**DIRECTIONS:** Assemble all lines in which the string "配套制作安装法兰" appears.
===== RECORDS TO PROCESS =====
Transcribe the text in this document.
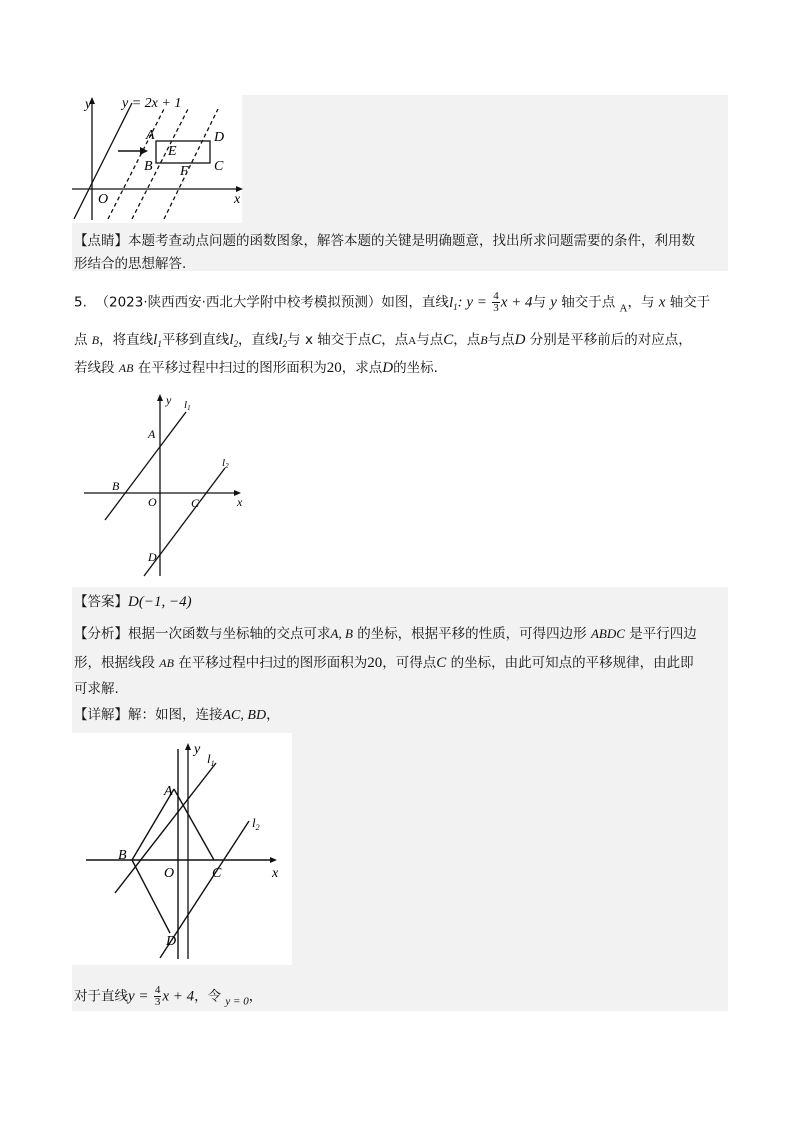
y
x
O
y = 2x + 1
A
B	C
D
E
F
【点睛】本题考查动点问题的函数图象，解答本题的关键是明确题意，找出所求问题需要的条件，利用数
形结合的思想解答.
5. （2023·陕西西安·西北大学附中校考模拟预测）如图，直线$l_1$: $y = \frac{4}{3}$ x + 4与 y 轴交于点 $_A$，与 x 轴交于
点 B，将直线$l_1$平移到直线$l_2$，直线$l_2$与 x 轴交于点C，点A与点C，点B与点D 分别是平移前后的对应点，
若线段 AB 在平移过程中扫过的图形面积为20，求点D的坐标.
y
x
O
l1
l2
A
B
C
D
【答案】D(−1, −4)
【分析】根据一次函数与坐标轴的交点可求A, B 的坐标，根据平移的性质，可得四边形 ABDC 是平行四边
形，根据线段 AB 在平移过程中扫过的图形面积为20，可得点C 的坐标，由此可知点的平移规律，由此即
可求解.
【详解】解：如图，连接AC, BD，
y
x
O
$l_1$
$l_2$
A
B
C
D
对于直线$y = \frac{4}{3}$ x + 4，令 $_{y = 0}$，
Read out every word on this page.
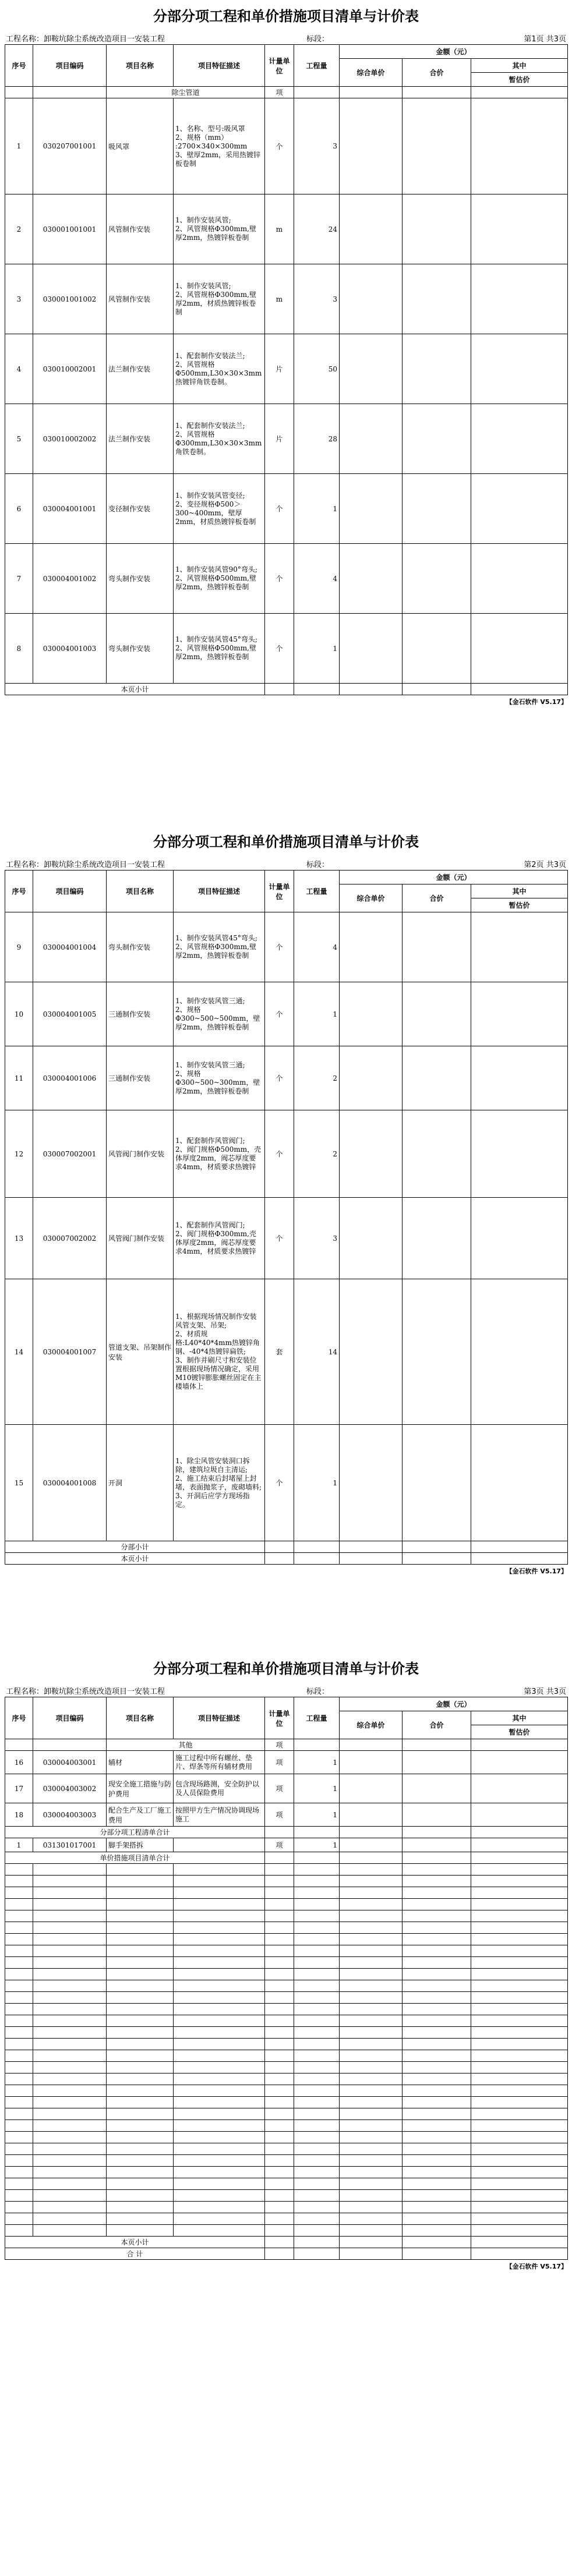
分部分项工程和单价措施项目清单与计价表
工程名称：卸鞍坑除尘系统改造项目一安装工程	标段：	第1页 共3页
序号	项目编码	项目名称	项目特征描述	计量单位	工程量	金额（元）		
						综合单价	合价	其中
								暂估价
		除尘管道		项				
1	030207001001	吸风罩	1、名称、型号:吸风罩
2、规格（mm）
:2700×340×300mm
3、壁厚2mm，采用热镀锌板卷制	个	3			
2	030001001001	风管制作安装	1、制作安装风管;
2、风管规格Φ300mm,壁厚2mm，热镀锌板卷制	m	24			
3	030001001002	风管制作安装	1、制作安装风管;
2、风管规格Φ300mm,壁厚2mm，材质热镀锌板卷制	m	3			
4	030010002001	法兰制作安装	1、配套制作安装法兰;
2、风管规格Φ500mm,L30×30×3mm热镀锌角铁卷制。	片	50			
5	030010002002	法兰制作安装	1、配套制作安装法兰;
2、风管规格Φ300mm,L30×30×3mm角铁卷制。	片	28			
6	030004001001	变径制作安装	1、制作安装风管变径;
2、变径规格Φ500＞300~400mm，壁厚2mm，材质热镀锌板卷制	个	1			
7	030004001002	弯头制作安装	1、制作安装风管90°弯头;
2、风管规格Φ500mm,壁厚2mm，热镀锌板卷制	个	4			
8	030004001003	弯头制作安装	1、制作安装风管45°弯头;
2、风管规格Φ500mm,壁厚2mm，热镀锌板卷制	个	1			
本页小计								
【金石软件 V5.17】
分部分项工程和单价措施项目清单与计价表
工程名称：卸鞍坑除尘系统改造项目一安装工程	标段：	第2页 共3页
序号	项目编码	项目名称	项目特征描述	计量单位	工程量	金额（元）		
						综合单价	合价	其中
								暂估价
9	030004001004	弯头制作安装	1、制作安装风管45°弯头;
2、风管规格Φ300mm,壁厚2mm，热镀锌板卷制	个	4			
10	030004001005	三通制作安装	1、制作安装风管三通;
2、规格Φ300~500~500mm，壁厚2mm，热镀锌板卷制	个	1			
11	030004001006	三通制作安装	1、制作安装风管三通;
2、规格Φ300~500~300mm，壁厚2mm，热镀锌板卷制	个	2			
12	030007002001	风管阀门制作安装	1、配套制作风管阀门;
2、阀门规格Φ500mm，壳体厚度2mm，阀芯厚度要求4mm，材质要求热镀锌	个	2			
13	030007002002	风管阀门制作安装	1、配套制作风管阀门;
2、阀门规格Φ300mm,壳体厚度2mm，阀芯厚度要求4mm，材质要求热镀锌	个	3			
14	030004001007	管道支架、吊架制作安装	1、根据现场情况制作安装风管支架、吊架;
2、材质规格:L40*40*4mm热镀锌角钢、-40*4热镀锌扁铁;
3、制作并刷尺寸和安装位置根据现场情况确定，采用M10镀锌膨胀螺丝固定在主楼墙体上	套	14			
15	030004001008	开洞	1、除尘风管安装洞口拆除，建筑垃圾自主清运;
2、施工结束后封堵屋上封堵，表面抛浆子，废砌墙料;
3、开洞后应学方现场指定。	个	1			
分部小计								
本页小计								
【金石软件 V5.17】
分部分项工程和单价措施项目清单与计价表
工程名称：卸鞍坑除尘系统改造项目一安装工程	标段：	第3页 共3页
序号	项目编码	项目名称	项目特征描述	计量单位	工程量	金额（元）		
						综合单价	合价	其中
								暂估价
		其他		项				
16	030004003001	辅材	施工过程中所有螺丝、垫片、焊条等所有辅材费用	项	1			
17	030004003002	现安全施工措施与防护费用	包含现场路测，安全防护以及人员保险费用	项	1			
18	030004003003	配合生产及工厂施工费用	按照甲方生产情况协调现场施工	项	1			
分部分项工程清单合计								
1	031301017001	脚手架搭拆		项	1			
单价措施项目清单合计								

本页小计								
合 计								
【金石软件 V5.17】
=====
**TASK RESPONSE:**
4	030010002001	法兰制作安装	1、配套制作安装法兰;
5	030010002002	法兰制作安装	1、配套制作安装法兰;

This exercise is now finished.